# What is expected:
Render the listing below, from its first line through the line containing "y-tick-label: 90 [94,48,132,86]" inclusive, as a Markdown table with the columns Row and Entry, leaving out any blank lines.

# Items:
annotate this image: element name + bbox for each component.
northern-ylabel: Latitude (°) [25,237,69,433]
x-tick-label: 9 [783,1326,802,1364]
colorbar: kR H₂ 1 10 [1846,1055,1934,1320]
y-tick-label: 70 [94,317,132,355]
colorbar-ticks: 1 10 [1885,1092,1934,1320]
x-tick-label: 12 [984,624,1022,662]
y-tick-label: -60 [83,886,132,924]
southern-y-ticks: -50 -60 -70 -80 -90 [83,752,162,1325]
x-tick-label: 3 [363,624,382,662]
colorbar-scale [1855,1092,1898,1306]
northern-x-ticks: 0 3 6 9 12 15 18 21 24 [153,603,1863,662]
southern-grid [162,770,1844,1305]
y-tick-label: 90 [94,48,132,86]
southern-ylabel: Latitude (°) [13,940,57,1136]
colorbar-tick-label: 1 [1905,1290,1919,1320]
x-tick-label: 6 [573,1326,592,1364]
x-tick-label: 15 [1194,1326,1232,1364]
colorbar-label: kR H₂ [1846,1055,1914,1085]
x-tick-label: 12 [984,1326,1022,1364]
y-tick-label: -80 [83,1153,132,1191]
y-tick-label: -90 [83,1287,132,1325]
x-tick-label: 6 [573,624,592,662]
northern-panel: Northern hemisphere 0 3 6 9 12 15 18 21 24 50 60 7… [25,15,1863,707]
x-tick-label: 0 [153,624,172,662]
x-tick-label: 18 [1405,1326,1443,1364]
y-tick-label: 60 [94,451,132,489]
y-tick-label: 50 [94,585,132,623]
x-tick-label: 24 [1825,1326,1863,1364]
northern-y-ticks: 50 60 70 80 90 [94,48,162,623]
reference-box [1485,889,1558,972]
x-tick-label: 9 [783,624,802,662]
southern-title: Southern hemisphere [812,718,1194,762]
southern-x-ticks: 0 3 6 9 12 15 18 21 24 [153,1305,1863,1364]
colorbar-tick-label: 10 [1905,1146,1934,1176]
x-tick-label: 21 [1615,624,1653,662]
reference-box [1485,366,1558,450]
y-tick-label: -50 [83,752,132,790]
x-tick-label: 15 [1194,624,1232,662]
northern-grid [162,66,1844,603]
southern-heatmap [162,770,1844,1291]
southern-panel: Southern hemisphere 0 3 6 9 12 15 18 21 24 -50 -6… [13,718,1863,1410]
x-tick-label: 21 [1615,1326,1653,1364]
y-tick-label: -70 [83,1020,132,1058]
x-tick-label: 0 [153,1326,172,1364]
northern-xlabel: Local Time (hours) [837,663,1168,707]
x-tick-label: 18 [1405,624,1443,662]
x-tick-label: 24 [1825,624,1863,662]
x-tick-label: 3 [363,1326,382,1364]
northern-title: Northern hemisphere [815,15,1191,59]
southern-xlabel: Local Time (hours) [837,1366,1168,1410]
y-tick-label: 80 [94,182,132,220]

# Reply to the exercise:
| Row | Entry |
|---|---|
| 1 | annotate this image: element name + bbox for each component. |
| 2 | northern-ylabel: Latitude (°) [25,237,69,433] |
| 3 | x-tick-label: 9 [783,1326,802,1364] |
| 4 | colorbar: kR H₂ 1 10 [1846,1055,1934,1320] |
| 5 | y-tick-label: 70 [94,317,132,355] |
| 6 | colorbar-ticks: 1 10 [1885,1092,1934,1320] |
| 7 | x-tick-label: 12 [984,624,1022,662] |
| 8 | y-tick-label: -60 [83,886,132,924] |
| 9 | southern-y-ticks: -50 -60 -70 -80 -90 [83,752,162,1325] |
| 10 | x-tick-label: 3 [363,624,382,662] |
| 11 | colorbar-scale [1855,1092,1898,1306] |
| 12 | northern-x-ticks: 0 3 6 9 12 15 18 21 24 [153,603,1863,662] |
| 13 | southern-grid [162,770,1844,1305] |
| 14 | y-tick-label: 90 [94,48,132,86] |